**GIVEN INFORMATION**
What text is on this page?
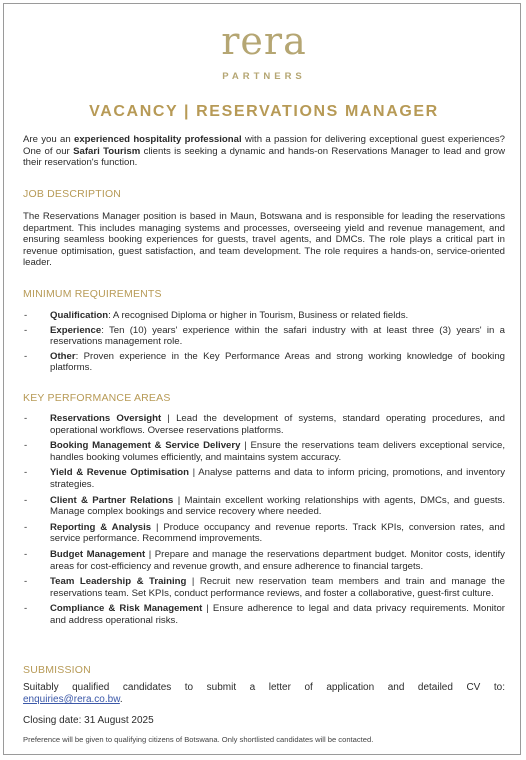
rera
PARTNERS
VACANCY | RESERVATIONS MANAGER

Are you an experienced hospitality professional with a passion for delivering exceptional guest experiences? One of our Safari Tourism clients is seeking a dynamic and hands-on Reservations Manager to lead and grow their reservation's function.

JOB DESCRIPTION

The Reservations Manager position is based in Maun, Botswana and is responsible for leading the reservations department. This includes managing systems and processes, overseeing yield and revenue management, and ensuring seamless booking experiences for guests, travel agents, and DMCs. The role plays a critical part in revenue optimisation, guest satisfaction, and team development. The role requires a hands-on, service-oriented leader.

MINIMUM REQUIREMENTS
- Qualification: A recognised Diploma or higher in Tourism, Business or related fields.
- Experience: Ten (10) years' experience within the safari industry with at least three (3) years' in a reservations management role.
- Other: Proven experience in the Key Performance Areas and strong working knowledge of booking platforms.
KEY PERFORMANCE AREAS
- Reservations Oversight | Lead the development of systems, standard operating procedures, and operational workflows. Oversee reservations platforms.
- Booking Management & Service Delivery | Ensure the reservations team delivers exceptional service, handles booking volumes efficiently, and maintains system accuracy.
- Yield & Revenue Optimisation | Analyse patterns and data to inform pricing, promotions, and inventory strategies.
- Client & Partner Relations | Maintain excellent working relationships with agents, DMCs, and guests. Manage complex bookings and service recovery where needed.
- Reporting & Analysis | Produce occupancy and revenue reports. Track KPIs, conversion rates, and service performance. Recommend improvements.
- Budget Management | Prepare and manage the reservations department budget. Monitor costs, identify areas for cost-efficiency and revenue growth, and ensure adherence to financial targets.
- Team Leadership & Training | Recruit new reservation team members and train and manage the reservations team. Set KPIs, conduct performance reviews, and foster a collaborative, guest-first culture.
- Compliance & Risk Management | Ensure adherence to legal and data privacy requirements. Monitor and address operational risks.
SUBMISSION
Suitably qualified candidates to submit a letter of application and detailed CV to:
enquiries@rera.co.bw.
Closing date: 31 August 2025
Preference will be given to qualifying citizens of Botswana. Only shortlisted candidates will be contacted.
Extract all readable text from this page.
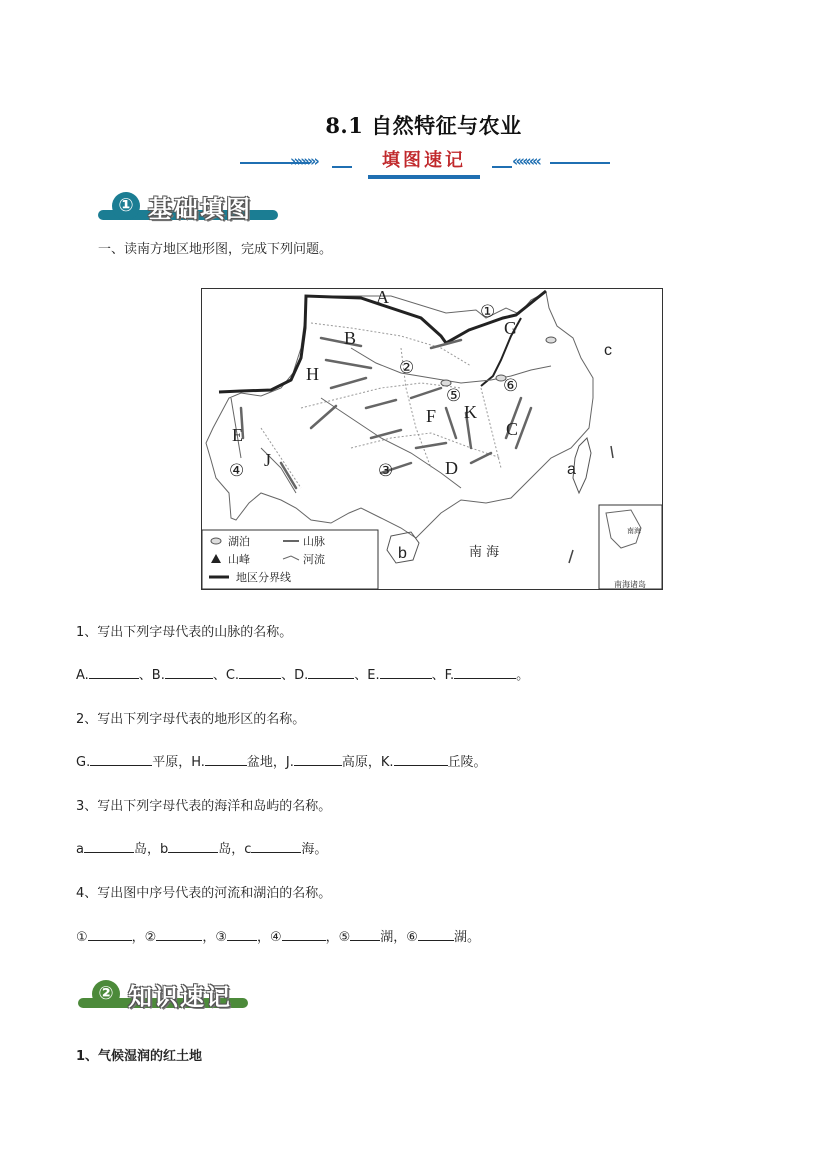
8.1 自然特征与农业
»»»»	填图速记	««««
① 基础填图
一、读南方地区地形图，完成下列问题。
南海诸岛
南海
湖泊	山脉
山峰	河流
地区分界线
A
B
C
D
E
F
G
H
J
K
a
b
c
①
②
③
④
⑤ ⑥
南 海
1、写出下列字母代表的山脉的名称。
A.	、B.	、C.	、D.	、E.	、F.	。
2、写出下列字母代表的地形区的名称。
G.	平原，H.	盆地，J.	高原，K.	丘陵。
3、写出下列字母代表的海洋和岛屿的名称。
a	岛，b	岛，c	海。
4、写出图中序号代表的河流和湖泊的名称。
①	，②	，③ ，④	，⑤ 湖，⑥	湖。
② 知识速记
1、气候湿润的红土地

**WHAT THE TASK REQUIRES**
Except for the pictures, reproduce every line exactly.

**ANSWER IN FULL**
What text is on this page?
rera
PARTNERS
VACANCY | RESERVATIONS MANAGER

Are you an experienced hospitality professional with a passion for delivering exceptional guest experiences? One of our Safari Tourism clients is seeking a dynamic and hands-on Reservations Manager to lead and grow their reservation's function.

JOB DESCRIPTION

The Reservations Manager position is based in Maun, Botswana and is responsible for leading the reservations department. This includes managing systems and processes, overseeing yield and revenue management, and ensuring seamless booking experiences for guests, travel agents, and DMCs. The role plays a critical part in revenue optimisation, guest satisfaction, and team development. The role requires a hands-on, service-oriented leader.

MINIMUM REQUIREMENTS
- Qualification: A recognised Diploma or higher in Tourism, Business or related fields.
- Experience: Ten (10) years' experience within the safari industry with at least three (3) years' in a reservations management role.
- Other: Proven experience in the Key Performance Areas and strong working knowledge of booking platforms.
KEY PERFORMANCE AREAS
- Reservations Oversight | Lead the development of systems, standard operating procedures, and operational workflows. Oversee reservations platforms.
- Booking Management & Service Delivery | Ensure the reservations team delivers exceptional service, handles booking volumes efficiently, and maintains system accuracy.
- Yield & Revenue Optimisation | Analyse patterns and data to inform pricing, promotions, and inventory strategies.
- Client & Partner Relations | Maintain excellent working relationships with agents, DMCs, and guests. Manage complex bookings and service recovery where needed.
- Reporting & Analysis | Produce occupancy and revenue reports. Track KPIs, conversion rates, and service performance. Recommend improvements.
- Budget Management | Prepare and manage the reservations department budget. Monitor costs, identify areas for cost-efficiency and revenue growth, and ensure adherence to financial targets.
- Team Leadership & Training | Recruit new reservation team members and train and manage the reservations team. Set KPIs, conduct performance reviews, and foster a collaborative, guest-first culture.
- Compliance & Risk Management | Ensure adherence to legal and data privacy requirements. Monitor and address operational risks.
SUBMISSION
Suitably qualified candidates to submit a letter of application and detailed CV to:
enquiries@rera.co.bw.
Closing date: 31 August 2025
Preference will be given to qualifying citizens of Botswana. Only shortlisted candidates will be contacted.
Extract all readable text from this page.
8.1 自然特征与农业
»»»»	填图速记	««««
① 基础填图
一、读南方地区地形图，完成下列问题。
南海诸岛
南海
湖泊	山脉
山峰	河流
地区分界线
A
B
C
D
E
F
G
H
J
K
a
b
c
①
②
③
④
⑤ ⑥
南 海
1、写出下列字母代表的山脉的名称。
A.	、B.	、C.	、D.	、E.	、F.	。
2、写出下列字母代表的地形区的名称。
G.	平原，H.	盆地，J.	高原，K.	丘陵。
3、写出下列字母代表的海洋和岛屿的名称。
a	岛，b	岛，c	海。
4、写出图中序号代表的河流和湖泊的名称。
①	，②	，③ ，④	，⑤ 湖，⑥	湖。
② 知识速记
1、气候湿润的红土地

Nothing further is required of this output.